DESCRIPTION OF THE TASK: Rewrite every one of the items below with "override-value-input" changed to "number-field" and everything else left unchanged. Leave out the pictures.

DATASET CONTENT:

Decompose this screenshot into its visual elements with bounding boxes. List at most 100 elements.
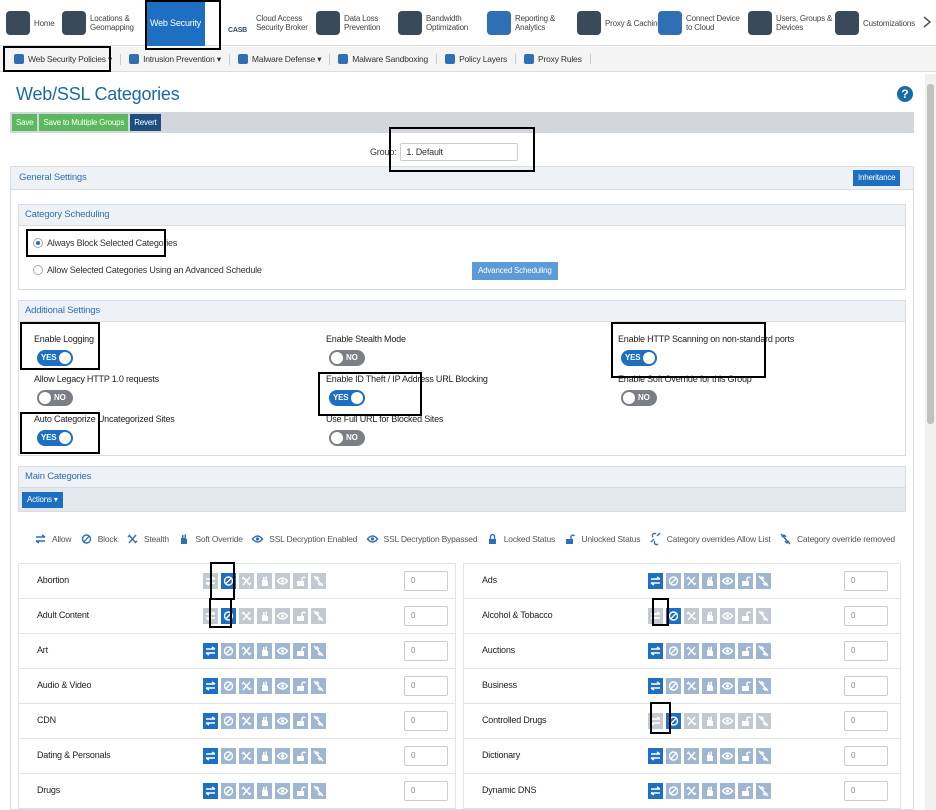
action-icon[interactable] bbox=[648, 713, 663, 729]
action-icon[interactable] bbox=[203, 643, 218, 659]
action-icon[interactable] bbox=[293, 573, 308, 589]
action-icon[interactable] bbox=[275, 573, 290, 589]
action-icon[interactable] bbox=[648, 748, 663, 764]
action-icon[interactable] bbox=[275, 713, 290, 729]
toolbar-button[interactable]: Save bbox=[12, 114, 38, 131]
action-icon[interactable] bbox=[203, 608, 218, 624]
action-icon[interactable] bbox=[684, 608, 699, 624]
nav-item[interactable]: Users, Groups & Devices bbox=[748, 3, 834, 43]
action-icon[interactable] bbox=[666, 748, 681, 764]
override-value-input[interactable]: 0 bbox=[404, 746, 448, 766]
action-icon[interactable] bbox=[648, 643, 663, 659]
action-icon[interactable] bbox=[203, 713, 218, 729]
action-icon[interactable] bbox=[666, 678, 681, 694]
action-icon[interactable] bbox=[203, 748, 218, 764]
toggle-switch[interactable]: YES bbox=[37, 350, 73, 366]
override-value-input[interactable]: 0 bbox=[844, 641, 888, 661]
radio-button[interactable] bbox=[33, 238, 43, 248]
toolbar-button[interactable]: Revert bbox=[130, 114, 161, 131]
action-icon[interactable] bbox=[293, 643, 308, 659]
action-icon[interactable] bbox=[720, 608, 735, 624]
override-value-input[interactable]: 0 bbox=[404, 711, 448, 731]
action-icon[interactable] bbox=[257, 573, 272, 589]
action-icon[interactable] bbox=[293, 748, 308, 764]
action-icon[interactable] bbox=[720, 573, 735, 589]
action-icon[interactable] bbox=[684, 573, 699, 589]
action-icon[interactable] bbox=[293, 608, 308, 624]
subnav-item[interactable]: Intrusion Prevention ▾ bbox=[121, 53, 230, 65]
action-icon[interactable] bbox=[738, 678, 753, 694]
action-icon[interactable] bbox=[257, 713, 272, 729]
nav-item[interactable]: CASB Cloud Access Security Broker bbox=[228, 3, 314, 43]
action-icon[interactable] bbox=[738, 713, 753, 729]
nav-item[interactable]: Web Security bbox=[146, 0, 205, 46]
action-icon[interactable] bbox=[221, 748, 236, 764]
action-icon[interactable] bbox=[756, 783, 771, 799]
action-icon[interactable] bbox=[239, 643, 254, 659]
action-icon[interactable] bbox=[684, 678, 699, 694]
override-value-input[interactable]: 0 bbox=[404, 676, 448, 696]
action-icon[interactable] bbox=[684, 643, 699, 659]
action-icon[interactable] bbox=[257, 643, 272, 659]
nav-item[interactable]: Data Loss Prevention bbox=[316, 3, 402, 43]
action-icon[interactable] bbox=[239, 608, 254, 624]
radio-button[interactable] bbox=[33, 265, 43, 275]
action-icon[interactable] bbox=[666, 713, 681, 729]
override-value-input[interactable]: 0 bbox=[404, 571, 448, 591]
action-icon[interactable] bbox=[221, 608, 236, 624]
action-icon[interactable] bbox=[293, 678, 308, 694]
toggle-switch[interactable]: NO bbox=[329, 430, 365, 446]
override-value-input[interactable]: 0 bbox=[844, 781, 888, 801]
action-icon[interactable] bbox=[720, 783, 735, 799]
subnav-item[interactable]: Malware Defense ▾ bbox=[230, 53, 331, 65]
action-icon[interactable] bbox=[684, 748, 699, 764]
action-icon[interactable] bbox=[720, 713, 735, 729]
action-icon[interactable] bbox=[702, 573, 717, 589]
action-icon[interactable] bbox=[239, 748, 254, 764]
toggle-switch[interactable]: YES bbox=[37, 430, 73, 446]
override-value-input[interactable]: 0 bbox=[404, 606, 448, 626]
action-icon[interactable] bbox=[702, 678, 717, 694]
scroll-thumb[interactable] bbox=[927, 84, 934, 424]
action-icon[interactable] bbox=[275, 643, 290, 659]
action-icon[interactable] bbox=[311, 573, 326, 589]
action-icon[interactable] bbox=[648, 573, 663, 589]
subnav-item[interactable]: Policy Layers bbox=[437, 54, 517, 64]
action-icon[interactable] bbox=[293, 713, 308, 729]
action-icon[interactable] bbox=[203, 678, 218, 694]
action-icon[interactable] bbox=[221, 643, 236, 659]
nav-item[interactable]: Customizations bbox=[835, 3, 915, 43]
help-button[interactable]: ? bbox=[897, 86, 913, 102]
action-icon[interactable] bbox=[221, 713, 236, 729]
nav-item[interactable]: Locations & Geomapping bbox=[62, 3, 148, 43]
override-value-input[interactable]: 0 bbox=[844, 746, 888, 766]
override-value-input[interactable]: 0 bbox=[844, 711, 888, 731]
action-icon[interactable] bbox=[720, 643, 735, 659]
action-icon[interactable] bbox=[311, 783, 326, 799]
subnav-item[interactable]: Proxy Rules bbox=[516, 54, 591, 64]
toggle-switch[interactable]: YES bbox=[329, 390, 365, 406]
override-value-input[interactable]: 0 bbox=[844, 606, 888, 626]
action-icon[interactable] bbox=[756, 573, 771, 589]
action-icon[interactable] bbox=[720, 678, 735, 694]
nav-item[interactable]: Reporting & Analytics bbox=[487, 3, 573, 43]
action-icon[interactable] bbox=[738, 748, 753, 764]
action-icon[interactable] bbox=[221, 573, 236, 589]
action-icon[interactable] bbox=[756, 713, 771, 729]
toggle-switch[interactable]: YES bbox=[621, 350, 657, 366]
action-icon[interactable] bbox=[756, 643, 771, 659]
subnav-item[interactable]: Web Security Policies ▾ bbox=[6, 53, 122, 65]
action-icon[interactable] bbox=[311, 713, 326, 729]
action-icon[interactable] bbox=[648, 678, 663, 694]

RESULT:
Decompose this screenshot into its visual elements with bounding boxes. List at most 100 elements.
action-icon[interactable] bbox=[648, 713, 663, 729]
action-icon[interactable] bbox=[203, 643, 218, 659]
action-icon[interactable] bbox=[293, 573, 308, 589]
action-icon[interactable] bbox=[275, 573, 290, 589]
action-icon[interactable] bbox=[648, 748, 663, 764]
action-icon[interactable] bbox=[275, 713, 290, 729]
toolbar-button[interactable]: Save bbox=[12, 114, 38, 131]
action-icon[interactable] bbox=[203, 608, 218, 624]
action-icon[interactable] bbox=[684, 608, 699, 624]
nav-item[interactable]: Users, Groups & Devices bbox=[748, 3, 834, 43]
action-icon[interactable] bbox=[666, 748, 681, 764]
number-field[interactable]: 0 bbox=[404, 746, 448, 766]
action-icon[interactable] bbox=[648, 643, 663, 659]
action-icon[interactable] bbox=[203, 713, 218, 729]
action-icon[interactable] bbox=[666, 678, 681, 694]
action-icon[interactable] bbox=[203, 748, 218, 764]
toggle-switch[interactable]: YES bbox=[37, 350, 73, 366]
number-field[interactable]: 0 bbox=[844, 641, 888, 661]
radio-button[interactable] bbox=[33, 238, 43, 248]
toolbar-button[interactable]: Revert bbox=[130, 114, 161, 131]
action-icon[interactable] bbox=[293, 643, 308, 659]
action-icon[interactable] bbox=[720, 608, 735, 624]
number-field[interactable]: 0 bbox=[404, 711, 448, 731]
action-icon[interactable] bbox=[257, 573, 272, 589]
action-icon[interactable] bbox=[293, 748, 308, 764]
action-icon[interactable] bbox=[720, 573, 735, 589]
action-icon[interactable] bbox=[684, 573, 699, 589]
action-icon[interactable] bbox=[293, 608, 308, 624]
subnav-item[interactable]: Intrusion Prevention ▾ bbox=[121, 53, 230, 65]
action-icon[interactable] bbox=[738, 678, 753, 694]
action-icon[interactable] bbox=[257, 713, 272, 729]
nav-item[interactable]: CASB Cloud Access Security Broker bbox=[228, 3, 314, 43]
action-icon[interactable] bbox=[738, 713, 753, 729]
nav-item[interactable]: Web Security bbox=[146, 0, 205, 46]
action-icon[interactable] bbox=[221, 748, 236, 764]
action-icon[interactable] bbox=[756, 783, 771, 799]
action-icon[interactable] bbox=[239, 643, 254, 659]
action-icon[interactable] bbox=[684, 678, 699, 694]
number-field[interactable]: 0 bbox=[404, 676, 448, 696]
action-icon[interactable] bbox=[684, 643, 699, 659]
action-icon[interactable] bbox=[257, 643, 272, 659]
nav-item[interactable]: Data Loss Prevention bbox=[316, 3, 402, 43]
action-icon[interactable] bbox=[239, 608, 254, 624]
radio-button[interactable] bbox=[33, 265, 43, 275]
action-icon[interactable] bbox=[666, 713, 681, 729]
number-field[interactable]: 0 bbox=[404, 571, 448, 591]
action-icon[interactable] bbox=[221, 608, 236, 624]
action-icon[interactable] bbox=[293, 678, 308, 694]
toggle-switch[interactable]: NO bbox=[329, 430, 365, 446]
number-field[interactable]: 0 bbox=[844, 781, 888, 801]
action-icon[interactable] bbox=[720, 783, 735, 799]
subnav-item[interactable]: Malware Defense ▾ bbox=[230, 53, 331, 65]
action-icon[interactable] bbox=[684, 748, 699, 764]
action-icon[interactable] bbox=[720, 713, 735, 729]
action-icon[interactable] bbox=[702, 573, 717, 589]
action-icon[interactable] bbox=[239, 748, 254, 764]
toggle-switch[interactable]: YES bbox=[37, 430, 73, 446]
number-field[interactable]: 0 bbox=[404, 606, 448, 626]
action-icon[interactable] bbox=[702, 678, 717, 694]
scroll-thumb[interactable] bbox=[927, 84, 934, 424]
action-icon[interactable] bbox=[275, 643, 290, 659]
action-icon[interactable] bbox=[311, 573, 326, 589]
action-icon[interactable] bbox=[648, 573, 663, 589]
subnav-item[interactable]: Policy Layers bbox=[437, 54, 517, 64]
action-icon[interactable] bbox=[293, 713, 308, 729]
action-icon[interactable] bbox=[203, 678, 218, 694]
action-icon[interactable] bbox=[221, 643, 236, 659]
nav-item[interactable]: Customizations bbox=[835, 3, 915, 43]
help-button[interactable]: ? bbox=[897, 86, 913, 102]
action-icon[interactable] bbox=[221, 713, 236, 729]
nav-item[interactable]: Locations & Geomapping bbox=[62, 3, 148, 43]
number-field[interactable]: 0 bbox=[844, 746, 888, 766]
number-field[interactable]: 0 bbox=[844, 711, 888, 731]
action-icon[interactable] bbox=[720, 643, 735, 659]
action-icon[interactable] bbox=[311, 783, 326, 799]
subnav-item[interactable]: Proxy Rules bbox=[516, 54, 591, 64]
toggle-switch[interactable]: YES bbox=[329, 390, 365, 406]
number-field[interactable]: 0 bbox=[844, 606, 888, 626]
action-icon[interactable] bbox=[756, 573, 771, 589]
action-icon[interactable] bbox=[720, 678, 735, 694]
nav-item[interactable]: Reporting & Analytics bbox=[487, 3, 573, 43]
action-icon[interactable] bbox=[738, 748, 753, 764]
action-icon[interactable] bbox=[221, 573, 236, 589]
action-icon[interactable] bbox=[756, 713, 771, 729]
toggle-switch[interactable]: YES bbox=[621, 350, 657, 366]
action-icon[interactable] bbox=[756, 643, 771, 659]
subnav-item[interactable]: Web Security Policies ▾ bbox=[6, 53, 122, 65]
action-icon[interactable] bbox=[311, 713, 326, 729]
action-icon[interactable] bbox=[648, 678, 663, 694]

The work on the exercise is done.